Keep the wording of each record exactly the same when you repeat it, and leave out pictures.
** Start of Material for this exercise **
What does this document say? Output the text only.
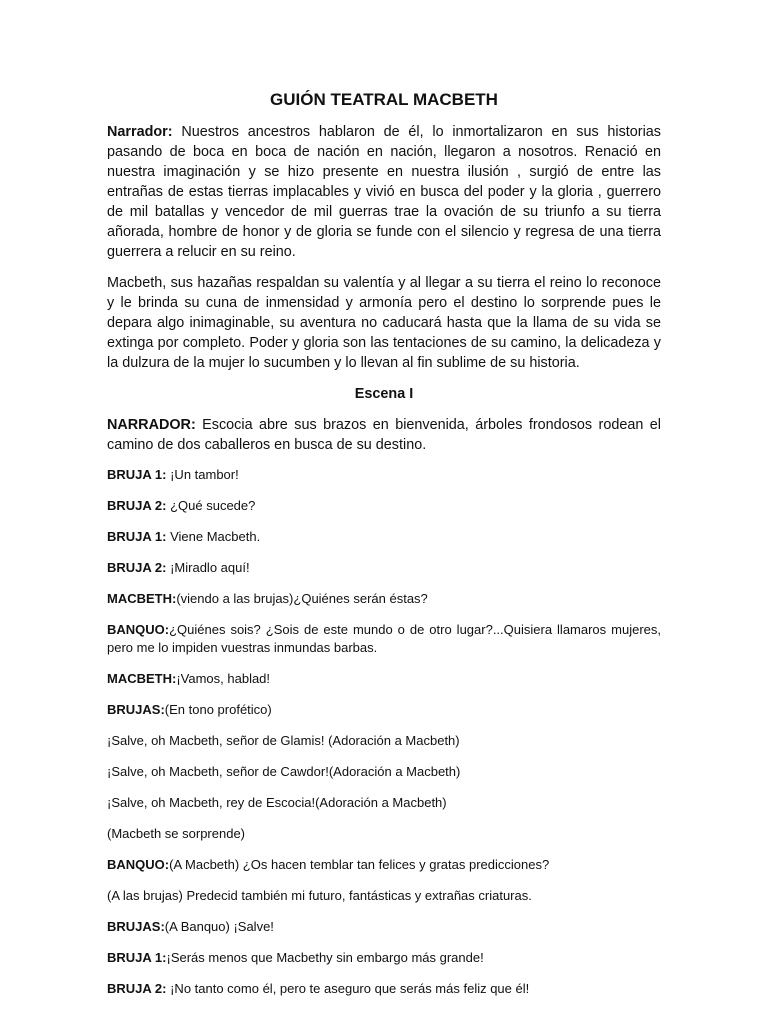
GUIÓN TEATRAL MACBETH

Narrador: Nuestros ancestros hablaron de él, lo inmortalizaron en sus historias pasando de boca en boca de nación en nación, llegaron a nosotros. Renació en nuestra imaginación y se hizo presente en nuestra ilusión , surgió de entre las entrañas de estas tierras implacables y vivió en busca del poder y la gloria , guerrero de mil batallas y vencedor de mil guerras trae la ovación de su triunfo a su tierra añorada, hombre de honor y de gloria se funde con el silencio y regresa de una tierra guerrera a relucir en su reino.

Macbeth, sus hazañas respaldan su valentía y al llegar a su tierra el reino lo reconoce y le brinda su cuna de inmensidad y armonía pero el destino lo sorprende pues le depara algo inimaginable, su aventura no caducará hasta que la llama de su vida se extinga por completo. Poder y gloria son las tentaciones de su camino, la delicadeza y la dulzura de la mujer lo sucumben y lo llevan al fin sublime de su historia.

Escena I

NARRADOR: Escocia abre sus brazos en bienvenida, árboles frondosos rodean el camino de dos caballeros en busca de su destino.

BRUJA 1: ¡Un tambor!

BRUJA 2: ¿Qué sucede?

BRUJA 1: Viene Macbeth.

BRUJA 2: ¡Miradlo aquí!

MACBETH:(viendo a las brujas)¿Quiénes serán éstas?

BANQUO:¿Quiénes sois? ¿Sois de este mundo o de otro lugar?...Quisiera llamaros mujeres, pero me lo impiden vuestras inmundas barbas.

MACBETH:¡Vamos, hablad!

BRUJAS:(En tono profético)

¡Salve, oh Macbeth, señor de Glamis! (Adoración a Macbeth)

¡Salve, oh Macbeth, señor de Cawdor!(Adoración a Macbeth)

¡Salve, oh Macbeth, rey de Escocia!(Adoración a Macbeth)

(Macbeth se sorprende)

BANQUO:(A Macbeth) ¿Os hacen temblar tan felices y gratas predicciones?

(A las brujas) Predecid también mi futuro, fantásticas y extrañas criaturas.

BRUJAS:(A Banquo) ¡Salve!

BRUJA 1:¡Serás menos que Macbethy sin embargo más grande!

BRUJA 2: ¡No tanto como él, pero te aseguro que serás más feliz que él!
** End of Material for this exercise **
• _Result of this task_:
What does this document say? Output the text only.
GUIÓN TEATRAL MACBETH

Narrador: Nuestros ancestros hablaron de él, lo inmortalizaron en sus historias pasando de boca en boca de nación en nación, llegaron a nosotros. Renació en nuestra imaginación y se hizo presente en nuestra ilusión , surgió de entre las entrañas de estas tierras implacables y vivió en busca del poder y la gloria , guerrero de mil batallas y vencedor de mil guerras trae la ovación de su triunfo a su tierra añorada, hombre de honor y de gloria se funde con el silencio y regresa de una tierra guerrera a relucir en su reino.

Macbeth, sus hazañas respaldan su valentía y al llegar a su tierra el reino lo reconoce y le brinda su cuna de inmensidad y armonía pero el destino lo sorprende pues le depara algo inimaginable, su aventura no caducará hasta que la llama de su vida se extinga por completo. Poder y gloria son las tentaciones de su camino, la delicadeza y la dulzura de la mujer lo sucumben y lo llevan al fin sublime de su historia.

Escena I

NARRADOR: Escocia abre sus brazos en bienvenida, árboles frondosos rodean el camino de dos caballeros en busca de su destino.

BRUJA 1: ¡Un tambor!

BRUJA 2: ¿Qué sucede?

BRUJA 1: Viene Macbeth.

BRUJA 2: ¡Miradlo aquí!

MACBETH:(viendo a las brujas)¿Quiénes serán éstas?

BANQUO:¿Quiénes sois? ¿Sois de este mundo o de otro lugar?...Quisiera llamaros mujeres, pero me lo impiden vuestras inmundas barbas.

MACBETH:¡Vamos, hablad!

BRUJAS:(En tono profético)

¡Salve, oh Macbeth, señor de Glamis! (Adoración a Macbeth)

¡Salve, oh Macbeth, señor de Cawdor!(Adoración a Macbeth)

¡Salve, oh Macbeth, rey de Escocia!(Adoración a Macbeth)

(Macbeth se sorprende)

BANQUO:(A Macbeth) ¿Os hacen temblar tan felices y gratas predicciones?

(A las brujas) Predecid también mi futuro, fantásticas y extrañas criaturas.

BRUJAS:(A Banquo) ¡Salve!

BRUJA 1:¡Serás menos que Macbethy sin embargo más grande!

BRUJA 2: ¡No tanto como él, pero te aseguro que serás más feliz que él!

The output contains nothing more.